• _EXERCISES TO COMPLETE_:
A – Can you rewrite the paragraph beginning "The code modifies" in the phi4mm code report as a short list that keeps its main facts?
B – Answer these questions from the phi4mm code report, one per line:
(i) Which function is named as the affected component?
(ii) Which counter is incremented when a token matches _AUDIO_PLACEHOLDER_TOKEN_ID?
(iii) What cost does each concatenation operation have?

Affected Component: input_processor_for_phi4mm function.

vllm/vllm/model_executor/models/phi4mm.py

Lines 1182 to 1197 in 8cac35b

    
           while i < len(input_ids): 
        
               token_id = input_ids[i] 
        
               if token_id == _AUDIO_PLACEHOLDER_TOKEN_ID: 
        
                   token_count = next(audio_embed_size_iter) 
        
                   audio_cnt += 1 
        
               elif token_id == _IMAGE_PLACEHOLDER_TOKEN_ID: 
        
                   token_count = next(image_token_count_iter) 
        
                   img_cnt += 1 
        
               else: 
        
                   user_text_input_cnt += 1 if token_id not in \ 
        
                       NON_USER_INPUT_TOKENS else 0 
        
                   i += 1 
        
                   continue 
        
               tokens = [token_id] * token_count 
        
               input_ids = input_ids[:i] + tokens + input_ids[i + 1:] 
        
               i += token_count

The code modifies the input_ids list in-place using input_ids = input_ids[:i] + tokens + input_ids[i+1:]. Each concatenation operation copies the entire list, leading to O(n) operations per replacement. For k placeholders expanding to m tokens, total time becomes O(kmn), approximating O(n²) in worst-case scenarios.

• _ENTRIES PROVIDED_:
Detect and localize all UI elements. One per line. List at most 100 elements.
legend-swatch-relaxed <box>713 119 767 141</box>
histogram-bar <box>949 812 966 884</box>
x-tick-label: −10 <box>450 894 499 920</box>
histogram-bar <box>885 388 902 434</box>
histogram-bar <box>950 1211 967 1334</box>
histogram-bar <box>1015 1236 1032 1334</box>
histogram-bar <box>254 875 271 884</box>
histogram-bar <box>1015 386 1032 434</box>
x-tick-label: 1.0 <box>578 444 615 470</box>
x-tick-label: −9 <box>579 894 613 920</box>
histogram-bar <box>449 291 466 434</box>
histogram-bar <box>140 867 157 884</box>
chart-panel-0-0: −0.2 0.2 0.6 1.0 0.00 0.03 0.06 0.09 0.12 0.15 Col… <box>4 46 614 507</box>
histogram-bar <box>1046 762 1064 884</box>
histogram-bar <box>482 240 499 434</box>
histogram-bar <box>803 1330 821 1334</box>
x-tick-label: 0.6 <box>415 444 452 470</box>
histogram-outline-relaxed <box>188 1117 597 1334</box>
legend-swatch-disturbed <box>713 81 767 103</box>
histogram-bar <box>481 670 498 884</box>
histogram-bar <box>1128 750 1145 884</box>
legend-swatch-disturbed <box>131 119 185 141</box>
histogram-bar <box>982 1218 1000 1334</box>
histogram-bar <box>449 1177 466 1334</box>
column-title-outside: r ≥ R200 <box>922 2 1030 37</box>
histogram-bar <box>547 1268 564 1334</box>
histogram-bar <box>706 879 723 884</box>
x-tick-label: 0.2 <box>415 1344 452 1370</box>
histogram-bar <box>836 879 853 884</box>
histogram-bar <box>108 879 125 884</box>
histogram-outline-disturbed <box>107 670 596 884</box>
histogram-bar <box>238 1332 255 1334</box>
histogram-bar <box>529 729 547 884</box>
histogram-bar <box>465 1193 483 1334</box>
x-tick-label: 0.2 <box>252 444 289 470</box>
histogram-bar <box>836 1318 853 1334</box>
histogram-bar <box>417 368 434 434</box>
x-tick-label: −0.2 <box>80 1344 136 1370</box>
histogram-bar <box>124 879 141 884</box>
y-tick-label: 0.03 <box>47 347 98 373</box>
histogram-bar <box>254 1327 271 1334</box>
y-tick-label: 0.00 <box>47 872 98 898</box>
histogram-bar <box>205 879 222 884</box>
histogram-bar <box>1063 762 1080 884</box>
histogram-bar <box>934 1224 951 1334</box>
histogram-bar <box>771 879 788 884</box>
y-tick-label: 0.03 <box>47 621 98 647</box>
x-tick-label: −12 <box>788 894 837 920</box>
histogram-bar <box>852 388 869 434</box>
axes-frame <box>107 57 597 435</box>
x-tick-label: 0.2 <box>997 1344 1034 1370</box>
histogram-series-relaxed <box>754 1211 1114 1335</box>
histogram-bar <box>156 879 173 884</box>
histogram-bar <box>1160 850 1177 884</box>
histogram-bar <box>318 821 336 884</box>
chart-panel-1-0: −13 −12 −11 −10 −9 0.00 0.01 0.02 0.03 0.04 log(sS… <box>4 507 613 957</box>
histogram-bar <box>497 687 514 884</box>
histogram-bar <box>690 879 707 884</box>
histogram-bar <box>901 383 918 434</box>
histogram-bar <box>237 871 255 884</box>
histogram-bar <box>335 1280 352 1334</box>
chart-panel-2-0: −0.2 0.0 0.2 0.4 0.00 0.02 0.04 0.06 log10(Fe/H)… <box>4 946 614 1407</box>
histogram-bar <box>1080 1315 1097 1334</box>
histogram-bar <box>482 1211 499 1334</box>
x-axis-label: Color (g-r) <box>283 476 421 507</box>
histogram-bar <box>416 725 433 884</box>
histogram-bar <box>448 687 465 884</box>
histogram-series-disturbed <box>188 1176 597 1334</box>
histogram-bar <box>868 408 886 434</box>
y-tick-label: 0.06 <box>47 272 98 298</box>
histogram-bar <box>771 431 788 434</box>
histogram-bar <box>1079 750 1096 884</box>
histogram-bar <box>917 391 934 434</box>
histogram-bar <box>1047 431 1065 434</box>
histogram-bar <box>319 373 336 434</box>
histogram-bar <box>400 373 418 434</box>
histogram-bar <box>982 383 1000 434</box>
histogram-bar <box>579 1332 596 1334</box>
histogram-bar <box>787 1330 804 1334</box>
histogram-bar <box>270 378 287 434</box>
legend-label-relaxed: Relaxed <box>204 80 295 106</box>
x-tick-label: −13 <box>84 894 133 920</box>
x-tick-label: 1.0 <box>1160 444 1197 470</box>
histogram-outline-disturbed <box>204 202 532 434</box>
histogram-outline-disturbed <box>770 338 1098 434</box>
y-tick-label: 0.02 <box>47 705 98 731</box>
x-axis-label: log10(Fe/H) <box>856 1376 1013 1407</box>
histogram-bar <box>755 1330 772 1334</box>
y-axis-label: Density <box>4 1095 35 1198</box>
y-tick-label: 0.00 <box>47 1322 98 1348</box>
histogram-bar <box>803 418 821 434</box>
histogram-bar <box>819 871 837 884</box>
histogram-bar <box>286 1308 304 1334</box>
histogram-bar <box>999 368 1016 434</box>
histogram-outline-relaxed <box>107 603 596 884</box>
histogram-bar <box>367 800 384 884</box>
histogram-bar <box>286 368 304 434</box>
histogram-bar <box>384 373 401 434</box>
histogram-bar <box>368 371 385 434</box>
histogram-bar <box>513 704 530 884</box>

• _ANSWERS FOR THE EXERCISE_:
A –
- The code changes input_ids in place with input_ids = input_ids[:i] + tokens + input_ids[i+1:].
- Each concatenation copies the entire list, so every replacement costs O(n).
- With k placeholders expanding to m tokens, total time is O(kmn), approximating O(n²) in the worst case.

B –
(i) input_processor_for_phi4mm
(ii) audio_cnt
(iii) O(n), because it copies the entire list